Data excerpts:
** Begin **
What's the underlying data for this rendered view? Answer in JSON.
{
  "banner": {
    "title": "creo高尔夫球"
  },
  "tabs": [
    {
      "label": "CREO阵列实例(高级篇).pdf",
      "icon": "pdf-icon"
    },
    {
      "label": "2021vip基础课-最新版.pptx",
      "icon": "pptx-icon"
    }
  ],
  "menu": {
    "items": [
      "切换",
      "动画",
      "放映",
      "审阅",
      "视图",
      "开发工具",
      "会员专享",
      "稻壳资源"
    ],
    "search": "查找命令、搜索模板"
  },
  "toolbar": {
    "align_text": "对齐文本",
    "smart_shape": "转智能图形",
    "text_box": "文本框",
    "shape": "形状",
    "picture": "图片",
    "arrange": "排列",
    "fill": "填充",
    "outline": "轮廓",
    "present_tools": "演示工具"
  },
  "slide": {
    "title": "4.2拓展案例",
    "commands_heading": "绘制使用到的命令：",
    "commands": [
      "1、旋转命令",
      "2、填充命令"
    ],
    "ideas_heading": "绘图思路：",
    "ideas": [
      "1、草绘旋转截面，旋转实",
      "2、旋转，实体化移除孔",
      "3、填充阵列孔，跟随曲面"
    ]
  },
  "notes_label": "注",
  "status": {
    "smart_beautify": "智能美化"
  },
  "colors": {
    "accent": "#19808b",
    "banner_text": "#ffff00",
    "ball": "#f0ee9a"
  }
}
** End **
Print all of the entries again, exactly as written.

What's the underlying data for this rendered view? Answer in JSON.
{
  "banner": {
    "title": "creo高尔夫球"
  },
  "tabs": [
    {
      "label": "CREO阵列实例(高级篇).pdf",
      "icon": "pdf-icon"
    },
    {
      "label": "2021vip基础课-最新版.pptx",
      "icon": "pptx-icon"
    }
  ],
  "menu": {
    "items": [
      "切换",
      "动画",
      "放映",
      "审阅",
      "视图",
      "开发工具",
      "会员专享",
      "稻壳资源"
    ],
    "search": "查找命令、搜索模板"
  },
  "toolbar": {
    "align_text": "对齐文本",
    "smart_shape": "转智能图形",
    "text_box": "文本框",
    "shape": "形状",
    "picture": "图片",
    "arrange": "排列",
    "fill": "填充",
    "outline": "轮廓",
    "present_tools": "演示工具"
  },
  "slide": {
    "title": "4.2拓展案例",
    "commands_heading": "绘制使用到的命令：",
    "commands": [
      "1、旋转命令",
      "2、填充命令"
    ],
    "ideas_heading": "绘图思路：",
    "ideas": [
      "1、草绘旋转截面，旋转实",
      "2、旋转，实体化移除孔",
      "3、填充阵列孔，跟随曲面"
    ]
  },
  "notes_label": "注",
  "status": {
    "smart_beautify": "智能美化"
  },
  "colors": {
    "accent": "#19808b",
    "banner_text": "#ffff00",
    "ball": "#f0ee9a"
  }
}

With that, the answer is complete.